§ Work required
Retype each record below word for word. Leave the pictures out.

------ Information provided

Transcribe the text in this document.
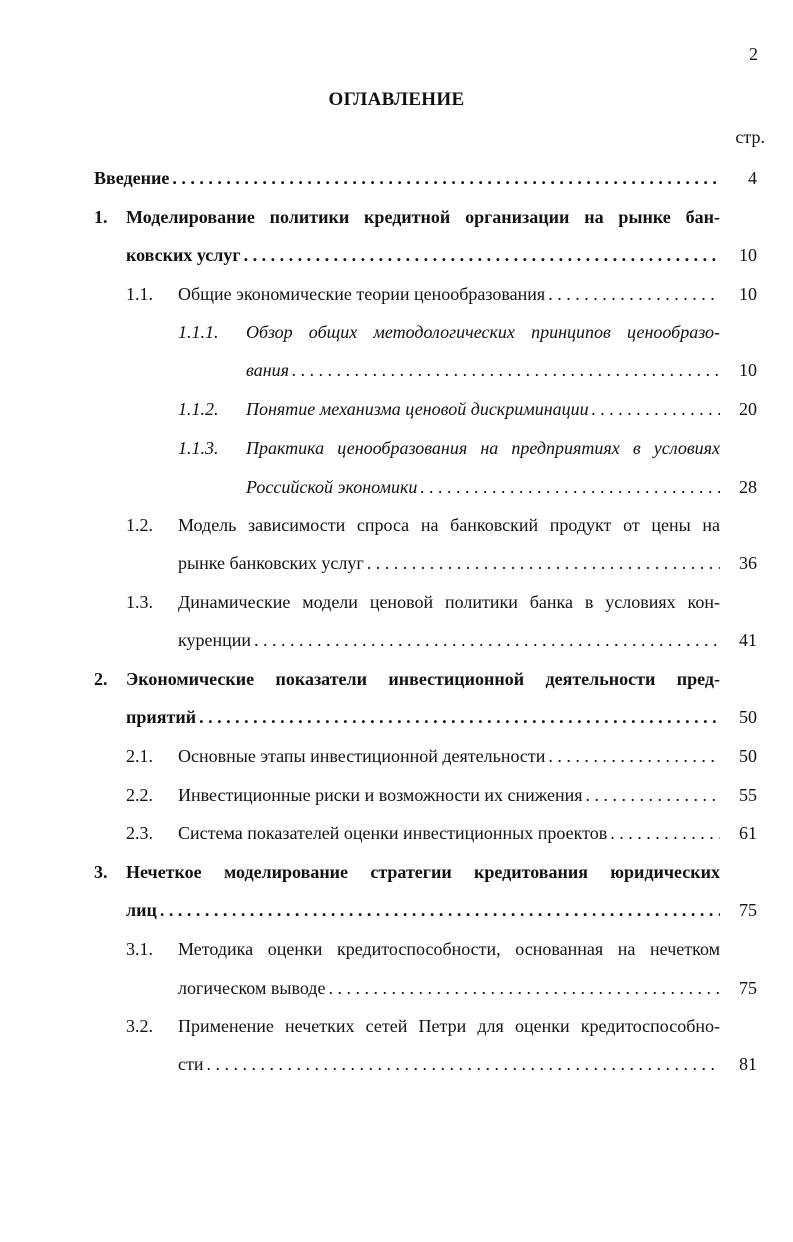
2
ОГЛАВЛЕНИЕ
стр.
Введение . . .	4
1. Моделирование политики кредитной организации на рынке бан-
ковских услуг . . .	10
1.1. Общие экономические теории ценообразования . . .	10
1.1.1. Обзор общих методологических принципов ценообразо-
вания . . .	10
1.1.2. Понятие механизма ценовой дискриминации . . .	20
1.1.3. Практика ценообразования на предприятиях в условиях
Российской экономики . . .	28
1.2. Модель зависимости спроса на банковский продукт от цены на
рынке банковских услуг . . .	36
1.3. Динамические модели ценовой политики банка в условиях кон-
куренции . . .	41
2. Экономические показатели инвестиционной деятельности пред-
приятий . . .	50
2.1. Основные этапы инвестиционной деятельности . . .	50
2.2. Инвестиционные риски и возможности их снижения . . .	55
2.3. Система показателей оценки инвестиционных проектов . . .	61
3. Нечеткое моделирование стратегии кредитования юридических
лиц . . .	75
3.1. Методика оценки кредитоспособности, основанная на нечетком
логическом выводе . . .	75
3.2. Применение нечетких сетей Петри для оценки кредитоспособно-
сти . . .	81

------------

§ Solved exercise
Transcribe the text in this document.
2
ОГЛАВЛЕНИЕ
стр.
Введение . . .	4
1. Моделирование политики кредитной организации на рынке бан-
ковских услуг . . .	10
1.1. Общие экономические теории ценообразования . . .	10
1.1.1. Обзор общих методологических принципов ценообразо-
вания . . .	10
1.1.2. Понятие механизма ценовой дискриминации . . .	20
1.1.3. Практика ценообразования на предприятиях в условиях
Российской экономики . . .	28
1.2. Модель зависимости спроса на банковский продукт от цены на
рынке банковских услуг . . .	36
1.3. Динамические модели ценовой политики банка в условиях кон-
куренции . . .	41
2. Экономические показатели инвестиционной деятельности пред-
приятий . . .	50
2.1. Основные этапы инвестиционной деятельности . . .	50
2.2. Инвестиционные риски и возможности их снижения . . .	55
2.3. Система показателей оценки инвестиционных проектов . . .	61
3. Нечеткое моделирование стратегии кредитования юридических
лиц . . .	75
3.1. Методика оценки кредитоспособности, основанная на нечетком
логическом выводе . . .	75
3.2. Применение нечетких сетей Петри для оценки кредитоспособно-
сти . . .	81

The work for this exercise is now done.